_Given request_
Word for word, retype every entry in the listing.

_Material for this task_
◇ ◇ ◇ ◇ ◇ ◇ ◇
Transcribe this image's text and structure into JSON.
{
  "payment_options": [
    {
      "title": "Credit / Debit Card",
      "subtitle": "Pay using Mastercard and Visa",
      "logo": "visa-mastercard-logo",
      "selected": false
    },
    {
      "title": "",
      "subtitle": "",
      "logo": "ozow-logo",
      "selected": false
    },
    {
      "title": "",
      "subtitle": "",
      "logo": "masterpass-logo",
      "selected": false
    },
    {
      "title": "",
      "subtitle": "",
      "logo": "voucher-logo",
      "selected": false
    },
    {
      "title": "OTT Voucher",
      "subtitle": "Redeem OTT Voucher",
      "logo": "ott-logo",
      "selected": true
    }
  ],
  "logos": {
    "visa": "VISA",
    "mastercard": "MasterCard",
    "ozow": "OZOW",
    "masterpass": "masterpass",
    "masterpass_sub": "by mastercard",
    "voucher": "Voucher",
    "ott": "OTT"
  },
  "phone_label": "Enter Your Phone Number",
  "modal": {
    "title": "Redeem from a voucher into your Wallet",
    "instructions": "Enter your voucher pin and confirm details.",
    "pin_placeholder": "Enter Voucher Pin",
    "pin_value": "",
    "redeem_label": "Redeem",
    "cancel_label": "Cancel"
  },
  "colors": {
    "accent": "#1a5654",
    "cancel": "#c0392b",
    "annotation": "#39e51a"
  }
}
◇ ◇ ◇ ◇ ◇ ◇ ◇
_Task solution_
Transcribe this image's text and structure into JSON.
{
  "payment_options": [
    {
      "title": "Credit / Debit Card",
      "subtitle": "Pay using Mastercard and Visa",
      "logo": "visa-mastercard-logo",
      "selected": false
    },
    {
      "title": "",
      "subtitle": "",
      "logo": "ozow-logo",
      "selected": false
    },
    {
      "title": "",
      "subtitle": "",
      "logo": "masterpass-logo",
      "selected": false
    },
    {
      "title": "",
      "subtitle": "",
      "logo": "voucher-logo",
      "selected": false
    },
    {
      "title": "OTT Voucher",
      "subtitle": "Redeem OTT Voucher",
      "logo": "ott-logo",
      "selected": true
    }
  ],
  "logos": {
    "visa": "VISA",
    "mastercard": "MasterCard",
    "ozow": "OZOW",
    "masterpass": "masterpass",
    "masterpass_sub": "by mastercard",
    "voucher": "Voucher",
    "ott": "OTT"
  },
  "phone_label": "Enter Your Phone Number",
  "modal": {
    "title": "Redeem from a voucher into your Wallet",
    "instructions": "Enter your voucher pin and confirm details.",
    "pin_placeholder": "Enter Voucher Pin",
    "pin_value": "",
    "redeem_label": "Redeem",
    "cancel_label": "Cancel"
  },
  "colors": {
    "accent": "#1a5654",
    "cancel": "#c0392b",
    "annotation": "#39e51a"
  }
}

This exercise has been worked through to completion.